◆ **Given exercise**:
Reproduce the listing below character for character; drop every image.

Data records:
++++

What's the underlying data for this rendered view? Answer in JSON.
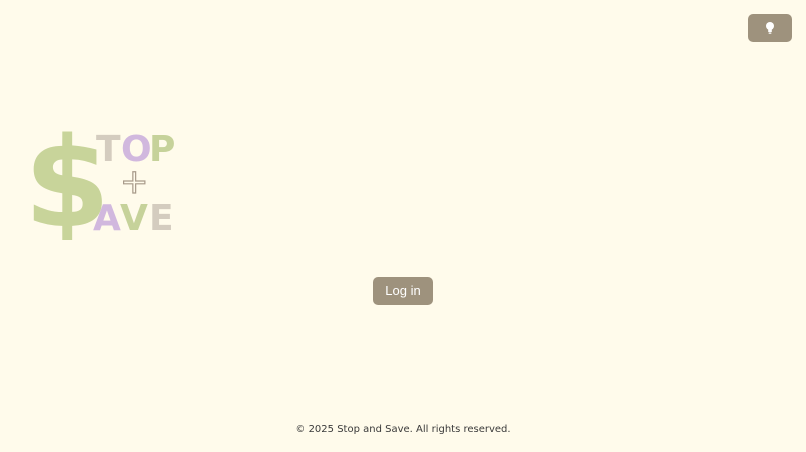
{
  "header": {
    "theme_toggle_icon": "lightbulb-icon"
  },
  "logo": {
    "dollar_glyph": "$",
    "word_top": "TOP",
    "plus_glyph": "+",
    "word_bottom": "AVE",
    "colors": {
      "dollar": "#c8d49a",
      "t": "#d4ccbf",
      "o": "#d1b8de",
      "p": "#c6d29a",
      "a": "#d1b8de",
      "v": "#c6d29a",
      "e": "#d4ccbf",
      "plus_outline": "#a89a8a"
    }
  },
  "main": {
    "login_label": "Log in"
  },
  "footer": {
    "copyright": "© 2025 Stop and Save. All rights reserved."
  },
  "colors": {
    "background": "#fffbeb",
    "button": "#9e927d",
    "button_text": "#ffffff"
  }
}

++++

◆ **Solution to the exercise**:
What's the underlying data for this rendered view? Answer in JSON.
{
  "header": {
    "theme_toggle_icon": "lightbulb-icon"
  },
  "logo": {
    "dollar_glyph": "$",
    "word_top": "TOP",
    "plus_glyph": "+",
    "word_bottom": "AVE",
    "colors": {
      "dollar": "#c8d49a",
      "t": "#d4ccbf",
      "o": "#d1b8de",
      "p": "#c6d29a",
      "a": "#d1b8de",
      "v": "#c6d29a",
      "e": "#d4ccbf",
      "plus_outline": "#a89a8a"
    }
  },
  "main": {
    "login_label": "Log in"
  },
  "footer": {
    "copyright": "© 2025 Stop and Save. All rights reserved."
  },
  "colors": {
    "background": "#fffbeb",
    "button": "#9e927d",
    "button_text": "#ffffff"
  }
}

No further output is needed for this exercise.